_TASK DATA_
* * * * * * *

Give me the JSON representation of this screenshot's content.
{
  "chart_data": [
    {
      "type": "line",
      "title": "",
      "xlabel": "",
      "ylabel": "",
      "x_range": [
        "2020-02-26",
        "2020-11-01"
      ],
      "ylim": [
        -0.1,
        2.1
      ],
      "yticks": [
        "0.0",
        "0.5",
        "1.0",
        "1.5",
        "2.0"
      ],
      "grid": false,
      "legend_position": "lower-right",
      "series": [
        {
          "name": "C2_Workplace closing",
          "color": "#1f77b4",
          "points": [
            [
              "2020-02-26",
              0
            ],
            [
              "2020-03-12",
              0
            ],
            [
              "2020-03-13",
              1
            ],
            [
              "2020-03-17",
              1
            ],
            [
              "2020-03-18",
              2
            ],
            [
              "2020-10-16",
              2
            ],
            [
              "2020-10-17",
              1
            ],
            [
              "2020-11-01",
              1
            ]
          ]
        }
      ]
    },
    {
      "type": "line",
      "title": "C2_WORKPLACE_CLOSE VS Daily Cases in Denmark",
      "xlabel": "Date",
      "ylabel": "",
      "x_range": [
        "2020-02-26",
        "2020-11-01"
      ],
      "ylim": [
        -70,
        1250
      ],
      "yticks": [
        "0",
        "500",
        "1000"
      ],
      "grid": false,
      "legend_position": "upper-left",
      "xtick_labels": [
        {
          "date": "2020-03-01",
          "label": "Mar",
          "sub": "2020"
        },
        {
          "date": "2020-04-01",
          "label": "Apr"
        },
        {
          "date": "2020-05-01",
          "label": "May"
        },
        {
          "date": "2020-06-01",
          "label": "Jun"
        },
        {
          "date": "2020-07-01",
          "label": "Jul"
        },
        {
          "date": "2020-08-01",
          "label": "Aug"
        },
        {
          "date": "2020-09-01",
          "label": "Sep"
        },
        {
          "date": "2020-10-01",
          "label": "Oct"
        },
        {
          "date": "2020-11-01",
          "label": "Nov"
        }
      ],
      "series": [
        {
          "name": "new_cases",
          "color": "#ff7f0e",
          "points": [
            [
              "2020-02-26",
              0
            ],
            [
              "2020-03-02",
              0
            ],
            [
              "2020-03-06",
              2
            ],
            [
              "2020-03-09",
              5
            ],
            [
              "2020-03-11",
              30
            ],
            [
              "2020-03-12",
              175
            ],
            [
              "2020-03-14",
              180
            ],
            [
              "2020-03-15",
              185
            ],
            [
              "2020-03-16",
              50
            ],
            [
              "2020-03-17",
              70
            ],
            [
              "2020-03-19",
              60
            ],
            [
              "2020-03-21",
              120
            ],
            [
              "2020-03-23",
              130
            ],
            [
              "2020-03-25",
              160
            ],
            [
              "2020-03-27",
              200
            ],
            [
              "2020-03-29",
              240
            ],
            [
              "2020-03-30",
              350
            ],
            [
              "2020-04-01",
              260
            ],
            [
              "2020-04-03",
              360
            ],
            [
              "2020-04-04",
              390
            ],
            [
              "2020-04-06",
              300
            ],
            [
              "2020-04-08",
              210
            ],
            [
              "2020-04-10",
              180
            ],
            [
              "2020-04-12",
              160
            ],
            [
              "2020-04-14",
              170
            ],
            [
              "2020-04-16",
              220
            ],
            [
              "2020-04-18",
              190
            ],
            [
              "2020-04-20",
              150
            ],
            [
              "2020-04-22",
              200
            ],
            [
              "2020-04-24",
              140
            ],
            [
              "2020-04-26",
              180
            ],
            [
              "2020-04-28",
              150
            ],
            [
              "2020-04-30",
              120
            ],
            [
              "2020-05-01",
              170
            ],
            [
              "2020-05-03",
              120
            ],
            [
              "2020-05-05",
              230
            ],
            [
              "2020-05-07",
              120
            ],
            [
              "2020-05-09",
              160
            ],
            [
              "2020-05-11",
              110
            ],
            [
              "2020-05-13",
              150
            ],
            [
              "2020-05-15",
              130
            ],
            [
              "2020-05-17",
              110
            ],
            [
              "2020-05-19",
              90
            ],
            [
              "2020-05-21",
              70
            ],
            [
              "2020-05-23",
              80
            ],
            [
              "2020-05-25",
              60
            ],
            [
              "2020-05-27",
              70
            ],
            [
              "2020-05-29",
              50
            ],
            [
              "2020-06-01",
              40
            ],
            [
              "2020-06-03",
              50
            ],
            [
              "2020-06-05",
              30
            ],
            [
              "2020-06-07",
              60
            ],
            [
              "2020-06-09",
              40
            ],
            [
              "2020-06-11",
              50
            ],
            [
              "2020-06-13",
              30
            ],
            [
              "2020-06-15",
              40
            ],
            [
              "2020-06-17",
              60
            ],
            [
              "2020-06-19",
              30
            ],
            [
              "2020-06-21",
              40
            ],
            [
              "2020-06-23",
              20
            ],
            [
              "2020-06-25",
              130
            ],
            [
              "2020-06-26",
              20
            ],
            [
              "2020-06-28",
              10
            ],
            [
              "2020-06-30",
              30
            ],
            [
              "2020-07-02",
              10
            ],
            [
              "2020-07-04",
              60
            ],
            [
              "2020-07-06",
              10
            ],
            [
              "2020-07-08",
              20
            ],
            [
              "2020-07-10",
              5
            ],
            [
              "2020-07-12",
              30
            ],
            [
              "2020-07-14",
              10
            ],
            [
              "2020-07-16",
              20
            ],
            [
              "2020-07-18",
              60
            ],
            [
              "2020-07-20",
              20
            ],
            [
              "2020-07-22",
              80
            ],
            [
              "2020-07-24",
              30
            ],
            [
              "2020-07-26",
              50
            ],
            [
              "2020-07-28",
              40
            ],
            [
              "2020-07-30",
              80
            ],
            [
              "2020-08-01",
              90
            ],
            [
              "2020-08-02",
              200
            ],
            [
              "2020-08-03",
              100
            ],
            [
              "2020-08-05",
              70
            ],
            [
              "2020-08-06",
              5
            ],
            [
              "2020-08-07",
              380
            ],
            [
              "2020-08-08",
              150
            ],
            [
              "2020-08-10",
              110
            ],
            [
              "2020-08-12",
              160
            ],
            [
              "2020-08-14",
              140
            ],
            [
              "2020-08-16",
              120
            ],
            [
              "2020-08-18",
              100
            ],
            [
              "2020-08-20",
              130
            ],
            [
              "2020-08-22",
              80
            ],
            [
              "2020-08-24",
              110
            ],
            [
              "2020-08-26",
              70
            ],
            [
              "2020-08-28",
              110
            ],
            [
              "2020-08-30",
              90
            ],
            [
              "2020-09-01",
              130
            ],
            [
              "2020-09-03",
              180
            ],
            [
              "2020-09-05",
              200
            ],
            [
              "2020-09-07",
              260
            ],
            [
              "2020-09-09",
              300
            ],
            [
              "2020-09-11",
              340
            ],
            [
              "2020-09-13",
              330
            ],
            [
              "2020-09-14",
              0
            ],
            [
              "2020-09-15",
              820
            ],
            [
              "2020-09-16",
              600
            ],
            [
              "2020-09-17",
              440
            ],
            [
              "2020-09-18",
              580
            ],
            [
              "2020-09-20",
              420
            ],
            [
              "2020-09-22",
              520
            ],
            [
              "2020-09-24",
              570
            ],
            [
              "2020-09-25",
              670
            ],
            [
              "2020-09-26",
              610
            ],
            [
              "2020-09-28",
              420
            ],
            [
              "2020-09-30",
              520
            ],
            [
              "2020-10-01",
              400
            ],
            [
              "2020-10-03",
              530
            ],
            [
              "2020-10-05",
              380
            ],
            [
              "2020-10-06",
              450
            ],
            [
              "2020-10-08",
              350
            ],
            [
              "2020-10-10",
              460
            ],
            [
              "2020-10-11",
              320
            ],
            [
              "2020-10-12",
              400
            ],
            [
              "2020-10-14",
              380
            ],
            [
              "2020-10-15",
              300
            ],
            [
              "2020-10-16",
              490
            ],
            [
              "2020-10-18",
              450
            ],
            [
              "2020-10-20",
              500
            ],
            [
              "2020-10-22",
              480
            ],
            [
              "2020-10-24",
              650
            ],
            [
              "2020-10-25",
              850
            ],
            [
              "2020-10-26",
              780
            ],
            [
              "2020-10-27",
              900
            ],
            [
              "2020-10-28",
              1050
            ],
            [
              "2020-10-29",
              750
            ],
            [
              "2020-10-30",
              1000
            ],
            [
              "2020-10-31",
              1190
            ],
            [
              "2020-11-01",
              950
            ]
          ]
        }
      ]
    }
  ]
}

* * * * * * *

_WHAT IS ASKED_
Where a line holds "title", copy that line.

_OUTPUT FOR THIS EXERCISE_
      "title": "",
      "title": "C2_WORKPLACE_CLOSE VS Daily Cases in Denmark",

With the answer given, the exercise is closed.